** START OF PROVIDED RECORDS **
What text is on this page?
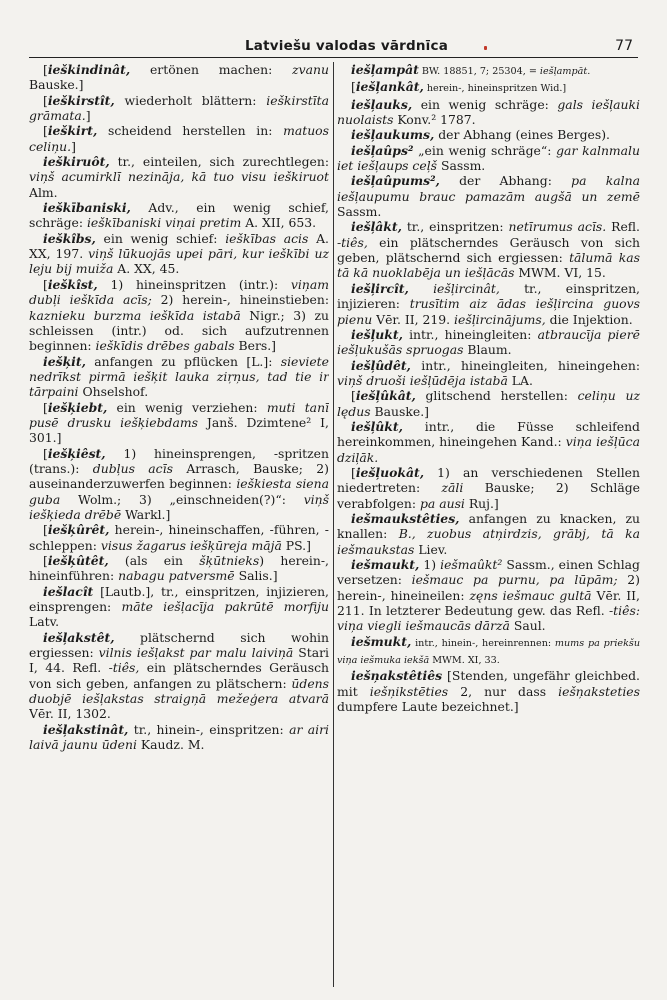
Latviešu valodas vārdnīca	77

[ieškindinât, ertönen machen: zvanu Bauske.]

[ieškirstît, wiederholt blättern: ieškirstīta grāmata.]

[ieškirt, scheidend herstellen in: matuos celiņu.]

ieškiruôt, tr., einteilen, sich zurechtlegen: viņš acumirklī nezināja, kā tuo visu ieškiruot Alm.

ieškībaniski, Adv., ein wenig schief, schräge: ieškībaniski viņai pretim A. XII, 653.

ieškîbs, ein wenig schief: ieškības acis A. XX, 197. viņš lūkuojās upei pāri, kur ieškībi uz leju bij muiža A. XX, 45.

[ieškîst, 1) hineinspritzen (intr.): viņam dubļi ieškīda acīs; 2) herein-, hineinstieben: kaznieku burzma ieškīda istabā Nigr.; 3) zu schleissen (intr.) od. sich aufzutrennen beginnen: ieškīdis drēbes gabals Bers.]

iešķit, anfangen zu pflücken [L.]: sieviete nedrīkst pirmā iešķit lauka ziŗņus, tad tie ir tārpaini Ohselshof.

[iešķiebt, ein wenig verziehen: muti tanī pusē drusku iešķiebdams Janš. Dzimtene² I, 301.]

[iešķiêst, 1) hineinsprengen, -spritzen (trans.): dubļus acīs Arrasch, Bauske; 2) auseinanderzuwerfen beginnen: ieškiesta siena guba Wolm.; 3) „einschneiden(?)“: viņš iešķieda drēbē Warkl.]

[iešķûrêt, herein-, hineinschaffen, -führen, -schleppen: visus žagarus iešķūreja mājā PS.]

[iešķûtêt, (als ein šķūtnieks) herein-, hineinführen: nabagu patversmē Salis.]

iešlacît [Lautb.], tr., einspritzen, injizieren, einsprengen: māte iešļacīja pakrūtē morfiju Latv.

iešļakstêt, plätschernd sich wohin ergiessen: vilnis iešļakst par malu laiviņā Stari I, 44. Refl. -tiês, ein plätscherndes Geräusch von sich geben, anfangen zu plätschern: ūdens duobjē iešļakstas straigņā mežeģera atvarā Vēr. II, 1302.

iešļakstinât, tr., hinein-, einspritzen: ar airi laivā jaunu ūdeni Kaudz. M.

iešļampât BW. 18851, 7; 25304, = iešļampāt.

[iešļankât, herein-, hineinspritzen Wid.]

iešļauks, ein wenig schräge: gals iešļauki nuolaists Konv.² 1787.

iešļaukums, der Abhang (eines Berges).

iešļaûps² „ein wenig schräge“: gar kalnmalu iet iešļaups ceļš Sassm.

iešļaûpums², der Abhang: pa kalna iešļaupumu brauc pamazām augšā un zemē Sassm.

iešļâkt, tr., einspritzen: netīrumus acīs. Refl. -tiês, ein plätscherndes Geräusch von sich geben, plätschernd sich ergiessen: tālumā kas tā kā nuoklabēja un iešļācās MWM. VI, 15.

iešļircît, iešļircinât, tr., einspritzen, injizieren: trusītim aiz ādas iešļircina guovs pienu Vēr. II, 219. iešļircinājums, die Injektion.

iešļukt, intr., hineingleiten: atbraucīja pierē iešļukušās spruogas Blaum.

iešļûdêt, intr., hineingleiten, hineingehen: viņš druoši iešļūdēja istabā LA.

[iešļûkât, glitschend herstellen: celiņu uz lędus Bauske.]

iešļûkt, intr., die Füsse schleifend hereinkommen, hineingehen Kand.: viņa iešļūca dziļāk.

[iešļuokât, 1) an verschiedenen Stellen niedertreten: zāli Bauske; 2) Schläge verabfolgen: pa ausi Ruj.]

iešmaukstêties, anfangen zu knacken, zu knallen: B., zuobus atņirdzis, grābj, tā ka iešmaukstas Liev.

iešmaukt, 1) iešmaûkt² Sassm., einen Schlag versetzen: iešmauc pa purnu, pa lūpām; 2) herein-, hineineilen: zęns iešmauc gultā Vēr. II, 211. In letzterer Bedeutung gew. das Refl. -tiês: viņa viegli iešmaucās dārzā Saul.

iešmukt, intr., hinein-, hereinrennen: mums pa priekšu viņa iešmuka iekšā MWM. XI, 33.

iešņakstêtiês [Stenden, ungefähr gleichbed. mit iešņikstēties 2, nur dass iešņaksteties dumpfere Laute bezeichnet.]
** END OF PROVIDED RECORDS **
◆ GIVEN TASK ◆
Transcribe the records above exactly as they appear, leaving out any pictures.

◆ EXERCISE RESPONSE ◆
What text is on this page?
Latviešu valodas vārdnīca	77

[ieškindinât, ertönen machen: zvanu Bauske.]

[ieškirstît, wiederholt blättern: ieškirstīta grāmata.]

[ieškirt, scheidend herstellen in: matuos celiņu.]

ieškiruôt, tr., einteilen, sich zurechtlegen: viņš acumirklī nezināja, kā tuo visu ieškiruot Alm.

ieškībaniski, Adv., ein wenig schief, schräge: ieškībaniski viņai pretim A. XII, 653.

ieškîbs, ein wenig schief: ieškības acis A. XX, 197. viņš lūkuojās upei pāri, kur ieškībi uz leju bij muiža A. XX, 45.

[ieškîst, 1) hineinspritzen (intr.): viņam dubļi ieškīda acīs; 2) herein-, hineinstieben: kaznieku burzma ieškīda istabā Nigr.; 3) zu schleissen (intr.) od. sich aufzutrennen beginnen: ieškīdis drēbes gabals Bers.]

iešķit, anfangen zu pflücken [L.]: sieviete nedrīkst pirmā iešķit lauka ziŗņus, tad tie ir tārpaini Ohselshof.

[iešķiebt, ein wenig verziehen: muti tanī pusē drusku iešķiebdams Janš. Dzimtene² I, 301.]

[iešķiêst, 1) hineinsprengen, -spritzen (trans.): dubļus acīs Arrasch, Bauske; 2) auseinanderzuwerfen beginnen: ieškiesta siena guba Wolm.; 3) „einschneiden(?)“: viņš iešķieda drēbē Warkl.]

[iešķûrêt, herein-, hineinschaffen, -führen, -schleppen: visus žagarus iešķūreja mājā PS.]

[iešķûtêt, (als ein šķūtnieks) herein-, hineinführen: nabagu patversmē Salis.]

iešlacît [Lautb.], tr., einspritzen, injizieren, einsprengen: māte iešļacīja pakrūtē morfiju Latv.

iešļakstêt, plätschernd sich wohin ergiessen: vilnis iešļakst par malu laiviņā Stari I, 44. Refl. -tiês, ein plätscherndes Geräusch von sich geben, anfangen zu plätschern: ūdens duobjē iešļakstas straigņā mežeģera atvarā Vēr. II, 1302.

iešļakstinât, tr., hinein-, einspritzen: ar airi laivā jaunu ūdeni Kaudz. M.

iešļampât BW. 18851, 7; 25304, = iešļampāt.

[iešļankât, herein-, hineinspritzen Wid.]

iešļauks, ein wenig schräge: gals iešļauki nuolaists Konv.² 1787.

iešļaukums, der Abhang (eines Berges).

iešļaûps² „ein wenig schräge“: gar kalnmalu iet iešļaups ceļš Sassm.

iešļaûpums², der Abhang: pa kalna iešļaupumu brauc pamazām augšā un zemē Sassm.

iešļâkt, tr., einspritzen: netīrumus acīs. Refl. -tiês, ein plätscherndes Geräusch von sich geben, plätschernd sich ergiessen: tālumā kas tā kā nuoklabēja un iešļācās MWM. VI, 15.

iešļircît, iešļircinât, tr., einspritzen, injizieren: trusītim aiz ādas iešļircina guovs pienu Vēr. II, 219. iešļircinājums, die Injektion.

iešļukt, intr., hineingleiten: atbraucīja pierē iešļukušās spruogas Blaum.

iešļûdêt, intr., hineingleiten, hineingehen: viņš druoši iešļūdēja istabā LA.

[iešļûkât, glitschend herstellen: celiņu uz lędus Bauske.]

iešļûkt, intr., die Füsse schleifend hereinkommen, hineingehen Kand.: viņa iešļūca dziļāk.

[iešļuokât, 1) an verschiedenen Stellen niedertreten: zāli Bauske; 2) Schläge verabfolgen: pa ausi Ruj.]

iešmaukstêties, anfangen zu knacken, zu knallen: B., zuobus atņirdzis, grābj, tā ka iešmaukstas Liev.

iešmaukt, 1) iešmaûkt² Sassm., einen Schlag versetzen: iešmauc pa purnu, pa lūpām; 2) herein-, hineineilen: zęns iešmauc gultā Vēr. II, 211. In letzterer Bedeutung gew. das Refl. -tiês: viņa viegli iešmaucās dārzā Saul.

iešmukt, intr., hinein-, hereinrennen: mums pa priekšu viņa iešmuka iekšā MWM. XI, 33.

iešņakstêtiês [Stenden, ungefähr gleichbed. mit iešņikstēties 2, nur dass iešņaksteties dumpfere Laute bezeichnet.]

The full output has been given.